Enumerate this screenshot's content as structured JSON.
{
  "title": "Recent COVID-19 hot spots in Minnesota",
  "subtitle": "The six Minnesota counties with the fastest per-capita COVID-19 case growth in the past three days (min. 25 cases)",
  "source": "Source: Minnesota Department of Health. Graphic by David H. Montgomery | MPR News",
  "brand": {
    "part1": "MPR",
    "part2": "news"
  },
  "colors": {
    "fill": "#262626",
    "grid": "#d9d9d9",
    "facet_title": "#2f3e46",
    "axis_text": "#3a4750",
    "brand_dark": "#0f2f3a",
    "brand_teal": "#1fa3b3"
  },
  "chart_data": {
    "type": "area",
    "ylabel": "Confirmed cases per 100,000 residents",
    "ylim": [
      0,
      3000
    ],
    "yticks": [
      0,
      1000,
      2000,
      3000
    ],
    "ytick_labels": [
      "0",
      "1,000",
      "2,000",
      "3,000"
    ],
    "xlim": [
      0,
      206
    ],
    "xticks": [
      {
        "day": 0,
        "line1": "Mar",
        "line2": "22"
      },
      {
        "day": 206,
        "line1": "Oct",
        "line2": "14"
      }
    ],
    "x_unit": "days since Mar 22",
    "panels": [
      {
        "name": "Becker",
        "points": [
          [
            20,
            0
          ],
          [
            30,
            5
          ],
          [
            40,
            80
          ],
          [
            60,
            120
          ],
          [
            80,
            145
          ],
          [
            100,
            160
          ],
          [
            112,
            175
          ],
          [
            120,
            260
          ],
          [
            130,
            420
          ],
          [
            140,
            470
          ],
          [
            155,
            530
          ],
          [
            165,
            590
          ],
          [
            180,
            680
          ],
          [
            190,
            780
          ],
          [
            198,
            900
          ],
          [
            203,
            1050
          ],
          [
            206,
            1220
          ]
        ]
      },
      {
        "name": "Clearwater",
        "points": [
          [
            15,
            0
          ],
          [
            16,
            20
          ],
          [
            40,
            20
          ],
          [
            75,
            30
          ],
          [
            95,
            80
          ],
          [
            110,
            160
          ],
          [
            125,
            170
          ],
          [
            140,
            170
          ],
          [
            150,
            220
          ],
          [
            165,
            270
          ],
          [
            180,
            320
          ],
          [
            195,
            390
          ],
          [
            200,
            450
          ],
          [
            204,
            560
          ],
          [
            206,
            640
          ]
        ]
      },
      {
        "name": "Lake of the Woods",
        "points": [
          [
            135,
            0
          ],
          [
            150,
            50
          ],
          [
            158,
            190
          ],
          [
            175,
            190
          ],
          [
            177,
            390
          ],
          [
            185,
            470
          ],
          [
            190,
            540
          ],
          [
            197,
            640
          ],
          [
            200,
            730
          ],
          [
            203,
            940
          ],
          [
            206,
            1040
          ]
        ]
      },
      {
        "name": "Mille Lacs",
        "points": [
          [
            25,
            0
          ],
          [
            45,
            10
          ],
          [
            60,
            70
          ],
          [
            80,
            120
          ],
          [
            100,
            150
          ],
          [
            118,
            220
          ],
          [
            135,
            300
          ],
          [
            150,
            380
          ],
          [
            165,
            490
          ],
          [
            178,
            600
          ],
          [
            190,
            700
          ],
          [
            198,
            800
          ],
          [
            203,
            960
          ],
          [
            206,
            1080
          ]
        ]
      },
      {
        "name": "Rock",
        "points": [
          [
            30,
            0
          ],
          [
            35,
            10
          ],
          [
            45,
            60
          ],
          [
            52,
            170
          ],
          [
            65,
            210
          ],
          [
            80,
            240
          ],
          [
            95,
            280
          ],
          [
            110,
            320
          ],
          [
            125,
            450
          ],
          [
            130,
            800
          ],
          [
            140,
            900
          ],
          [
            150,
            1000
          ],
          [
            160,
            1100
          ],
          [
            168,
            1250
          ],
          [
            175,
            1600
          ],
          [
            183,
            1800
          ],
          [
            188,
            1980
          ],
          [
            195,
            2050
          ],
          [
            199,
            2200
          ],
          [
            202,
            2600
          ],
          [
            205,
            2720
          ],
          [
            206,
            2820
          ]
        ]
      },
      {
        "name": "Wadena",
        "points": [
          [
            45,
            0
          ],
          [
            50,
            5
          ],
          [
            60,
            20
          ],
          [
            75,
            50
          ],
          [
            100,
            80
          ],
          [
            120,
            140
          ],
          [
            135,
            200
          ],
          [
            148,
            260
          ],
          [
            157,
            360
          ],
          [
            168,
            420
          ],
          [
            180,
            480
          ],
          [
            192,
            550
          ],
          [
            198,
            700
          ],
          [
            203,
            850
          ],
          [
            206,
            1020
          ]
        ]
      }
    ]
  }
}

^^^^^^^^

● **Exercise goal**
Tally up how many lines in the preceding listing contain the word "Minnesota". Give nothing but the number.

● **Written solution**
3